## Begin Records supplied

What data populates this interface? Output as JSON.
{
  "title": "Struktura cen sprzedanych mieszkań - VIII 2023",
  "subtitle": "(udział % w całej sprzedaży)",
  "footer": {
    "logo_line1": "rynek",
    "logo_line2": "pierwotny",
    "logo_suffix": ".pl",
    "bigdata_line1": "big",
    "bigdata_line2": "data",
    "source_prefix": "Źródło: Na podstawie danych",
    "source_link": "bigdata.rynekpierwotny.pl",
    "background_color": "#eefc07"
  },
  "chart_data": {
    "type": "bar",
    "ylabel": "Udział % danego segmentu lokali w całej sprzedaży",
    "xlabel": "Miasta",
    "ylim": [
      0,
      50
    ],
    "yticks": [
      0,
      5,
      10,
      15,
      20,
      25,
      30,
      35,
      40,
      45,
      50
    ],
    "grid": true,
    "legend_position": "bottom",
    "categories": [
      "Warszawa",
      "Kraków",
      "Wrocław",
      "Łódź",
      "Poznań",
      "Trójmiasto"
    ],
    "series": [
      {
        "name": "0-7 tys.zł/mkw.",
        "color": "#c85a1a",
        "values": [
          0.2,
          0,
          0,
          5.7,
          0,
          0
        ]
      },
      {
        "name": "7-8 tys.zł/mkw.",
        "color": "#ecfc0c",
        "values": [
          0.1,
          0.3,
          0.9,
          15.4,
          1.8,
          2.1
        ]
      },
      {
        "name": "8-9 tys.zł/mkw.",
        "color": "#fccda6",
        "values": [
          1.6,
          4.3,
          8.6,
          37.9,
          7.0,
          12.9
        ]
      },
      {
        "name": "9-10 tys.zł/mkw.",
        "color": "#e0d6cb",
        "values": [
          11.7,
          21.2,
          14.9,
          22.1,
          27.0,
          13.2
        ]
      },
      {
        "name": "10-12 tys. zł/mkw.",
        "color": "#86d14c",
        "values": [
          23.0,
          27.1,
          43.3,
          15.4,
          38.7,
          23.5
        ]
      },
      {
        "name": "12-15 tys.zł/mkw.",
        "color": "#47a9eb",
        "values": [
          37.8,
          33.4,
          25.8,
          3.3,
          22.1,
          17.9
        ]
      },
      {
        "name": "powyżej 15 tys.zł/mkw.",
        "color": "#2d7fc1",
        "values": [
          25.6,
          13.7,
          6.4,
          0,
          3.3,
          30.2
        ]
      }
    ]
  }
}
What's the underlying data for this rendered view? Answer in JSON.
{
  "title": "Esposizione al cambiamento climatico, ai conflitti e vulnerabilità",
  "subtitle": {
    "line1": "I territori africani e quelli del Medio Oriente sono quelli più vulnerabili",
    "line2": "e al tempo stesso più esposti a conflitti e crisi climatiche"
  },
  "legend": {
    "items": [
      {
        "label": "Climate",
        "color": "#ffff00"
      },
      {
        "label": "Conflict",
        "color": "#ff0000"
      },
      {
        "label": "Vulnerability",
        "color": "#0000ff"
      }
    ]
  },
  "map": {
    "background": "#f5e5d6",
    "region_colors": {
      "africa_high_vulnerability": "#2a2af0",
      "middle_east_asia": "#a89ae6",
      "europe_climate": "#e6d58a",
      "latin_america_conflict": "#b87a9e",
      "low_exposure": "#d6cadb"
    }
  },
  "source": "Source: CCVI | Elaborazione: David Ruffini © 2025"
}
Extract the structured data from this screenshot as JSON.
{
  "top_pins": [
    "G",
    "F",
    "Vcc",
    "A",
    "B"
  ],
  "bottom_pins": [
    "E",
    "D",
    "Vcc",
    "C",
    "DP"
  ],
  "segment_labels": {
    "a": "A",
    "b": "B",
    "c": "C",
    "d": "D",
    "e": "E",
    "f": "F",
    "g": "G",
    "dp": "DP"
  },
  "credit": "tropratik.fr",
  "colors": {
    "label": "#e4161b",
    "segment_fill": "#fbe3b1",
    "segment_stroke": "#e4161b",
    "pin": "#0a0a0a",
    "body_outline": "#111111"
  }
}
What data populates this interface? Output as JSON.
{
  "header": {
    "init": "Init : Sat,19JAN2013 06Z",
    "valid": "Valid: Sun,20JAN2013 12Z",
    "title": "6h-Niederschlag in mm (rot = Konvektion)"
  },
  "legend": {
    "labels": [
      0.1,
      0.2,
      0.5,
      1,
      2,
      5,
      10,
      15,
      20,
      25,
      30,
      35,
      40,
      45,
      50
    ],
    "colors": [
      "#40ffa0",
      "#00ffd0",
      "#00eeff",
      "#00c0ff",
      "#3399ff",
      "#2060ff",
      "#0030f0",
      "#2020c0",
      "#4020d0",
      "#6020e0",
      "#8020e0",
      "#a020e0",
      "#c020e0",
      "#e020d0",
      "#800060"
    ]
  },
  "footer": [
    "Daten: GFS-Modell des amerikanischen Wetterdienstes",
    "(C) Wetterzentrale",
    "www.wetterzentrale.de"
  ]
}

## End Records supplied

**Prompt**
Repeat the data exactly. Leave nothing out.

**Solution to the problem**
What data populates this interface? Output as JSON.
{
  "title": "Struktura cen sprzedanych mieszkań - VIII 2023",
  "subtitle": "(udział % w całej sprzedaży)",
  "footer": {
    "logo_line1": "rynek",
    "logo_line2": "pierwotny",
    "logo_suffix": ".pl",
    "bigdata_line1": "big",
    "bigdata_line2": "data",
    "source_prefix": "Źródło: Na podstawie danych",
    "source_link": "bigdata.rynekpierwotny.pl",
    "background_color": "#eefc07"
  },
  "chart_data": {
    "type": "bar",
    "ylabel": "Udział % danego segmentu lokali w całej sprzedaży",
    "xlabel": "Miasta",
    "ylim": [
      0,
      50
    ],
    "yticks": [
      0,
      5,
      10,
      15,
      20,
      25,
      30,
      35,
      40,
      45,
      50
    ],
    "grid": true,
    "legend_position": "bottom",
    "categories": [
      "Warszawa",
      "Kraków",
      "Wrocław",
      "Łódź",
      "Poznań",
      "Trójmiasto"
    ],
    "series": [
      {
        "name": "0-7 tys.zł/mkw.",
        "color": "#c85a1a",
        "values": [
          0.2,
          0,
          0,
          5.7,
          0,
          0
        ]
      },
      {
        "name": "7-8 tys.zł/mkw.",
        "color": "#ecfc0c",
        "values": [
          0.1,
          0.3,
          0.9,
          15.4,
          1.8,
          2.1
        ]
      },
      {
        "name": "8-9 tys.zł/mkw.",
        "color": "#fccda6",
        "values": [
          1.6,
          4.3,
          8.6,
          37.9,
          7.0,
          12.9
        ]
      },
      {
        "name": "9-10 tys.zł/mkw.",
        "color": "#e0d6cb",
        "values": [
          11.7,
          21.2,
          14.9,
          22.1,
          27.0,
          13.2
        ]
      },
      {
        "name": "10-12 tys. zł/mkw.",
        "color": "#86d14c",
        "values": [
          23.0,
          27.1,
          43.3,
          15.4,
          38.7,
          23.5
        ]
      },
      {
        "name": "12-15 tys.zł/mkw.",
        "color": "#47a9eb",
        "values": [
          37.8,
          33.4,
          25.8,
          3.3,
          22.1,
          17.9
        ]
      },
      {
        "name": "powyżej 15 tys.zł/mkw.",
        "color": "#2d7fc1",
        "values": [
          25.6,
          13.7,
          6.4,
          0,
          3.3,
          30.2
        ]
      }
    ]
  }
}
What's the underlying data for this rendered view? Answer in JSON.
{
  "title": "Esposizione al cambiamento climatico, ai conflitti e vulnerabilità",
  "subtitle": {
    "line1": "I territori africani e quelli del Medio Oriente sono quelli più vulnerabili",
    "line2": "e al tempo stesso più esposti a conflitti e crisi climatiche"
  },
  "legend": {
    "items": [
      {
        "label": "Climate",
        "color": "#ffff00"
      },
      {
        "label": "Conflict",
        "color": "#ff0000"
      },
      {
        "label": "Vulnerability",
        "color": "#0000ff"
      }
    ]
  },
  "map": {
    "background": "#f5e5d6",
    "region_colors": {
      "africa_high_vulnerability": "#2a2af0",
      "middle_east_asia": "#a89ae6",
      "europe_climate": "#e6d58a",
      "latin_america_conflict": "#b87a9e",
      "low_exposure": "#d6cadb"
    }
  },
  "source": "Source: CCVI | Elaborazione: David Ruffini © 2025"
}
Extract the structured data from this screenshot as JSON.
{
  "top_pins": [
    "G",
    "F",
    "Vcc",
    "A",
    "B"
  ],
  "bottom_pins": [
    "E",
    "D",
    "Vcc",
    "C",
    "DP"
  ],
  "segment_labels": {
    "a": "A",
    "b": "B",
    "c": "C",
    "d": "D",
    "e": "E",
    "f": "F",
    "g": "G",
    "dp": "DP"
  },
  "credit": "tropratik.fr",
  "colors": {
    "label": "#e4161b",
    "segment_fill": "#fbe3b1",
    "segment_stroke": "#e4161b",
    "pin": "#0a0a0a",
    "body_outline": "#111111"
  }
}
What data populates this interface? Output as JSON.
{
  "header": {
    "init": "Init : Sat,19JAN2013 06Z",
    "valid": "Valid: Sun,20JAN2013 12Z",
    "title": "6h-Niederschlag in mm (rot = Konvektion)"
  },
  "legend": {
    "labels": [
      0.1,
      0.2,
      0.5,
      1,
      2,
      5,
      10,
      15,
      20,
      25,
      30,
      35,
      40,
      45,
      50
    ],
    "colors": [
      "#40ffa0",
      "#00ffd0",
      "#00eeff",
      "#00c0ff",
      "#3399ff",
      "#2060ff",
      "#0030f0",
      "#2020c0",
      "#4020d0",
      "#6020e0",
      "#8020e0",
      "#a020e0",
      "#c020e0",
      "#e020d0",
      "#800060"
    ]
  },
  "footer": [
    "Daten: GFS-Modell des amerikanischen Wetterdienstes",
    "(C) Wetterzentrale",
    "www.wetterzentrale.de"
  ]
}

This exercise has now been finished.